Select and reproduce each line of the listing below that bears the string "name".
*** Stored rows
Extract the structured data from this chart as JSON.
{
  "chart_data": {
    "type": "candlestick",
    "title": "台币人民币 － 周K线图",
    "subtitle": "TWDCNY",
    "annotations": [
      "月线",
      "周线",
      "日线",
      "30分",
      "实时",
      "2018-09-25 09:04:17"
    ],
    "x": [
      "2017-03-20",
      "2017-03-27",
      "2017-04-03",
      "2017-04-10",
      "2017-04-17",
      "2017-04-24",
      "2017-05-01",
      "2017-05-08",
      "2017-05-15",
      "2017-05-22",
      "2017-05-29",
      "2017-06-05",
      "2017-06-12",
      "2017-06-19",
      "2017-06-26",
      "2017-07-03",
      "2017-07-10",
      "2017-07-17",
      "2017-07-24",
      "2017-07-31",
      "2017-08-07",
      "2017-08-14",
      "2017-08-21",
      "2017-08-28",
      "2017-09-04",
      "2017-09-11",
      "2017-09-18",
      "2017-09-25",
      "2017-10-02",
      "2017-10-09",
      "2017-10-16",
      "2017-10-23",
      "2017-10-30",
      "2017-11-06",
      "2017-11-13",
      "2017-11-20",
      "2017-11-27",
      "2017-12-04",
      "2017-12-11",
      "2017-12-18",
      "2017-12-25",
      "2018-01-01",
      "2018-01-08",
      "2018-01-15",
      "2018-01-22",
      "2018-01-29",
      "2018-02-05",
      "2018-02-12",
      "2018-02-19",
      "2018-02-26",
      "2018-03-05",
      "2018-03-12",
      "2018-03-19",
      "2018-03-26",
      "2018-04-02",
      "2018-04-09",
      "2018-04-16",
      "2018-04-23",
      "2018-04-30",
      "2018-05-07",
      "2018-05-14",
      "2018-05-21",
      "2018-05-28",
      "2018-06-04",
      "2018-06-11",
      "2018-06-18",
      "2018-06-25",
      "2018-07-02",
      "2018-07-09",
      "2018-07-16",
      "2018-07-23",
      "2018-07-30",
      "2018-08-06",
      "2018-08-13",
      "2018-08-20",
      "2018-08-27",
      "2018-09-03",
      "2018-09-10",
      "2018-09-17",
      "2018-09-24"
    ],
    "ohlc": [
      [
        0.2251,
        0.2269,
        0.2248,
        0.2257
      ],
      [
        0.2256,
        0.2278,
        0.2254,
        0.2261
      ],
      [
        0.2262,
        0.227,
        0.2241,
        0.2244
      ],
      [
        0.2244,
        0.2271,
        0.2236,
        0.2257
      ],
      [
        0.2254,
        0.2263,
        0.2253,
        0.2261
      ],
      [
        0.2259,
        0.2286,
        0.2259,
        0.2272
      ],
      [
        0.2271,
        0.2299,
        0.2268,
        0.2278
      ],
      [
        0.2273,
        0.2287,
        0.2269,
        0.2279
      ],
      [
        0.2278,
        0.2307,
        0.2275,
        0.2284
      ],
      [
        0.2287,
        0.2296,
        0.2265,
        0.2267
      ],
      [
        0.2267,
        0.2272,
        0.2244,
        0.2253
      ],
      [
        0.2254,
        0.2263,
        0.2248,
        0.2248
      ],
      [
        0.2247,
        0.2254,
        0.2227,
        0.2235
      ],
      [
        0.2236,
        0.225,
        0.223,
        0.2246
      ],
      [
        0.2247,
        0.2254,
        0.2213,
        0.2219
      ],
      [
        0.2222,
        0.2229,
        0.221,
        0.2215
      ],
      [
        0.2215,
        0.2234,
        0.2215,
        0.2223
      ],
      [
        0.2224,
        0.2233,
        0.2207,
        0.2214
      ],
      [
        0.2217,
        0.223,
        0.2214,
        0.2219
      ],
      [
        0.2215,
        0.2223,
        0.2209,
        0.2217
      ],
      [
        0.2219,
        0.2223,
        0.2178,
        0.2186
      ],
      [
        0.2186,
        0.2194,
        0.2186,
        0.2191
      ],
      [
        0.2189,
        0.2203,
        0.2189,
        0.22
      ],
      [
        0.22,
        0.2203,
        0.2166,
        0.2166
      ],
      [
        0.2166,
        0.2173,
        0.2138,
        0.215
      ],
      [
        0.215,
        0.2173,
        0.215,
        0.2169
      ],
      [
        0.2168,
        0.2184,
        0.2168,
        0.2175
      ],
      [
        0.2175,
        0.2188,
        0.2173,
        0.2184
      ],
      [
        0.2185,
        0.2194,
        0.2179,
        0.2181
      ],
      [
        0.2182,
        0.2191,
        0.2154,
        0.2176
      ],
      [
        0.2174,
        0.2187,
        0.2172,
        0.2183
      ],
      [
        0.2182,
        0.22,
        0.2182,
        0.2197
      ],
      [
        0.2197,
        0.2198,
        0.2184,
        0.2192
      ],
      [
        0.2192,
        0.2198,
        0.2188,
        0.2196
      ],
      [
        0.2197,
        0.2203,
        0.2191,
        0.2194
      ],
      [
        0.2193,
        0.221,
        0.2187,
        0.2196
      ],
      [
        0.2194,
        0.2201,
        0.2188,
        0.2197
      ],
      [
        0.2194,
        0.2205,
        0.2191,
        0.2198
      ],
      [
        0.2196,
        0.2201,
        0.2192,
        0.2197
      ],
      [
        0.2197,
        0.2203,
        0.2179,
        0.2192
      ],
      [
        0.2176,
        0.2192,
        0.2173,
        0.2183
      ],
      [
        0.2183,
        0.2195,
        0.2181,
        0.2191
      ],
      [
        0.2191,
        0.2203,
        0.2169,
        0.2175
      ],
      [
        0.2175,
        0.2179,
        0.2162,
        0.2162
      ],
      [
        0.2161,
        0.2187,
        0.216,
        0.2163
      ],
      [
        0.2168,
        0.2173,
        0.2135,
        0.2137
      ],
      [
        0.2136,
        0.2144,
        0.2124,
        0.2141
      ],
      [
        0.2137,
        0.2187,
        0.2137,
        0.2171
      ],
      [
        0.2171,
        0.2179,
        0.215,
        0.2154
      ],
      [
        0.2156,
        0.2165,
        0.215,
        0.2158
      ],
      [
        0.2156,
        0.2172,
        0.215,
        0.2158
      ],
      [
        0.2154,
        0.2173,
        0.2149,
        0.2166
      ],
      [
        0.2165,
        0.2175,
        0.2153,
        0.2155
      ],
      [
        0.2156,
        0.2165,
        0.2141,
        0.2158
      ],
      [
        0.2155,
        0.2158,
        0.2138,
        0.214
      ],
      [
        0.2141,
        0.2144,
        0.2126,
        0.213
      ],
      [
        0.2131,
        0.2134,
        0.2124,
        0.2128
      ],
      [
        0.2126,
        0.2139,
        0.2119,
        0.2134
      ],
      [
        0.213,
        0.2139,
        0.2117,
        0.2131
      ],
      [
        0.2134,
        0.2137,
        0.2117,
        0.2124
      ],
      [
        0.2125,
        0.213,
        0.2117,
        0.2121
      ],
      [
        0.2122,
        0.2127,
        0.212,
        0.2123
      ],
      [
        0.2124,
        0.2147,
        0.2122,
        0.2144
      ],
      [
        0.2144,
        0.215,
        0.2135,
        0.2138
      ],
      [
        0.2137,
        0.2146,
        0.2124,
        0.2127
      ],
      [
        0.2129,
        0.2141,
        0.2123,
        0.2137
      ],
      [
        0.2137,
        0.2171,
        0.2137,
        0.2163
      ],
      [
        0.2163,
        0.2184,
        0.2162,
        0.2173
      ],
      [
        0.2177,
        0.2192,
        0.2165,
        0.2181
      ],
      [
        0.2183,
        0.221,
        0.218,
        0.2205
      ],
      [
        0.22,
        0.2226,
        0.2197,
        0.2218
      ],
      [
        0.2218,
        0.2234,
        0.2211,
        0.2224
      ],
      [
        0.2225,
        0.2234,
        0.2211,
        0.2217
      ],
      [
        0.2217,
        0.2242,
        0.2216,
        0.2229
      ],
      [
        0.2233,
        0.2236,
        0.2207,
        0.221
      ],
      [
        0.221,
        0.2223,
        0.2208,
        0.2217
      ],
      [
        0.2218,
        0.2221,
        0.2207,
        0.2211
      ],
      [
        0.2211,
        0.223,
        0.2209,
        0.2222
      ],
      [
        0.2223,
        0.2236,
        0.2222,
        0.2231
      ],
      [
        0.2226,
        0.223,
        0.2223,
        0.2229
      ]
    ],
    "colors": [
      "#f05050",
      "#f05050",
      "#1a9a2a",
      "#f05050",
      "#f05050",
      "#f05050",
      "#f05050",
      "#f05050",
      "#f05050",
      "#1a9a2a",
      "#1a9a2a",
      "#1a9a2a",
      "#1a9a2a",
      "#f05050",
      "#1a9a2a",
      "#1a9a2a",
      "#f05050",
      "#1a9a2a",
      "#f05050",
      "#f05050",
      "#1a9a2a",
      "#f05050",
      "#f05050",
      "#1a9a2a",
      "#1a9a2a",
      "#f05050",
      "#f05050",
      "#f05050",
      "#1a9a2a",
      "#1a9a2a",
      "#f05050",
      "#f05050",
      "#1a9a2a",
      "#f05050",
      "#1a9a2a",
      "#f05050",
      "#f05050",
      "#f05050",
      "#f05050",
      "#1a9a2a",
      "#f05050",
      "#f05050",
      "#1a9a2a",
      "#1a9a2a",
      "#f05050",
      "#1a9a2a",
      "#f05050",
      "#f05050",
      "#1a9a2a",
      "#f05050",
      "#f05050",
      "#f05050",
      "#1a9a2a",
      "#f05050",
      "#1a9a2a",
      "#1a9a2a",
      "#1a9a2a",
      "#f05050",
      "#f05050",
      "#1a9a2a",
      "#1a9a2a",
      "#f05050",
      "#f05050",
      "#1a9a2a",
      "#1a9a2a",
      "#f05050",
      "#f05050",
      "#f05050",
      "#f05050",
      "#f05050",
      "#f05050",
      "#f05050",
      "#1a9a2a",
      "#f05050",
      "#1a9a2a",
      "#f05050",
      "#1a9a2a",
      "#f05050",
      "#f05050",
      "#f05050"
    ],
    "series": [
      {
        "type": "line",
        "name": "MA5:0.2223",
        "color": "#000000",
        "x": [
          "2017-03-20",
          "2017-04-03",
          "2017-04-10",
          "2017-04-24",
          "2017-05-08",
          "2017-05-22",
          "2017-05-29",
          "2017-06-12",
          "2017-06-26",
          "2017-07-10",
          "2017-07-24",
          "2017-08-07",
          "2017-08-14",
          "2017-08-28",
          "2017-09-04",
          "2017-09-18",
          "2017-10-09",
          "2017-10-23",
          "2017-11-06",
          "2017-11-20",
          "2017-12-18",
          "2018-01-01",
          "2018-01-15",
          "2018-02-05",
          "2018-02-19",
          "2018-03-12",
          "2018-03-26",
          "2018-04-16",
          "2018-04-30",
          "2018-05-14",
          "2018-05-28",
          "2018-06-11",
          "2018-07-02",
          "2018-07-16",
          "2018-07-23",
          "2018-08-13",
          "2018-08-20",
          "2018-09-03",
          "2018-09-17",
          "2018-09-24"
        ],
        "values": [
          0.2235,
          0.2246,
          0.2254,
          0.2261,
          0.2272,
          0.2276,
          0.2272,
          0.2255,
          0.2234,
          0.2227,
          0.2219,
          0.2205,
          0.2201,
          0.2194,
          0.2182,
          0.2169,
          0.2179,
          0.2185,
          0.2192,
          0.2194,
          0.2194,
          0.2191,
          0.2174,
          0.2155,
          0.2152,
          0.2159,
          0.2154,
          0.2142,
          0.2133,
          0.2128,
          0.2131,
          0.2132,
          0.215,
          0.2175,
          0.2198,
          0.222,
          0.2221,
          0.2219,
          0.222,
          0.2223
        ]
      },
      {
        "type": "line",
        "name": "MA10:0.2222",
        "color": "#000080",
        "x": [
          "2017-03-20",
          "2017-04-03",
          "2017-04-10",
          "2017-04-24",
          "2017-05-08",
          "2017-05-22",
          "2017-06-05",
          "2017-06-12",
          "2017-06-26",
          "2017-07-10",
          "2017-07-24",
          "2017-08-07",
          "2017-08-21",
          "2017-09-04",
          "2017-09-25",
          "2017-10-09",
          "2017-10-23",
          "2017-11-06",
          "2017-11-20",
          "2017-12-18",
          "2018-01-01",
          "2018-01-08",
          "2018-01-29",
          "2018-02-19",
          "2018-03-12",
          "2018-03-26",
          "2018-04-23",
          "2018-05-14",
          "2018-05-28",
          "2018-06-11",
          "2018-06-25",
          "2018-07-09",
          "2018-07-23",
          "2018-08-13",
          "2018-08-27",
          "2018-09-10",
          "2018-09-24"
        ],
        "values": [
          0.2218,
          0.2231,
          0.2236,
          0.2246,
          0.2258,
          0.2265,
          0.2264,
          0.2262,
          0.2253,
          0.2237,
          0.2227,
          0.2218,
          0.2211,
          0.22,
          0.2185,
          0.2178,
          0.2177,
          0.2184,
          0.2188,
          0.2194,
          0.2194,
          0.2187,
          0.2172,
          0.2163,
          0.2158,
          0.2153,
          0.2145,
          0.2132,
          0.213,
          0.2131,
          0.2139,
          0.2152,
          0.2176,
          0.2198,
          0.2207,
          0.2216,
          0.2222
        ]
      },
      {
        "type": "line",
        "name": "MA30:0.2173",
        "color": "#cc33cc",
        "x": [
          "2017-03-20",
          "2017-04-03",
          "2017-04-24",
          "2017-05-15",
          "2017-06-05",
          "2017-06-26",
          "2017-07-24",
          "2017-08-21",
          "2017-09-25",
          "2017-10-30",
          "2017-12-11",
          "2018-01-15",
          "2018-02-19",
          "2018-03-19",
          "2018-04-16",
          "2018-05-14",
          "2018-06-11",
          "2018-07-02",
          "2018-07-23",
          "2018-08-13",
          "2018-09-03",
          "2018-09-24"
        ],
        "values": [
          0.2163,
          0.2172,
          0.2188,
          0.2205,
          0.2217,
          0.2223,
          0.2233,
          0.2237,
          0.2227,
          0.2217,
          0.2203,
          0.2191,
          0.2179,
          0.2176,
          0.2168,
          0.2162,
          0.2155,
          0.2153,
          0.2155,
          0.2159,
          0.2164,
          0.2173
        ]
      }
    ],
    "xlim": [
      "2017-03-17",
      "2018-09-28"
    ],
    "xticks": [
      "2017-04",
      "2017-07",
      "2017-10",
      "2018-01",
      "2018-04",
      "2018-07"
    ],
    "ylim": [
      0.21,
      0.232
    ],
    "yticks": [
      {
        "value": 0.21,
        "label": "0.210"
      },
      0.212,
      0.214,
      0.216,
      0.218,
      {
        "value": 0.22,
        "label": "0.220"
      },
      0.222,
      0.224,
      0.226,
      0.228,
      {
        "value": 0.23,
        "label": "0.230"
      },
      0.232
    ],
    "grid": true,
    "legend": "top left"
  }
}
******
Response below:
        "name": "MA5:0.2223",
        "name": "MA10:0.2222",
        "name": "MA30:0.2173",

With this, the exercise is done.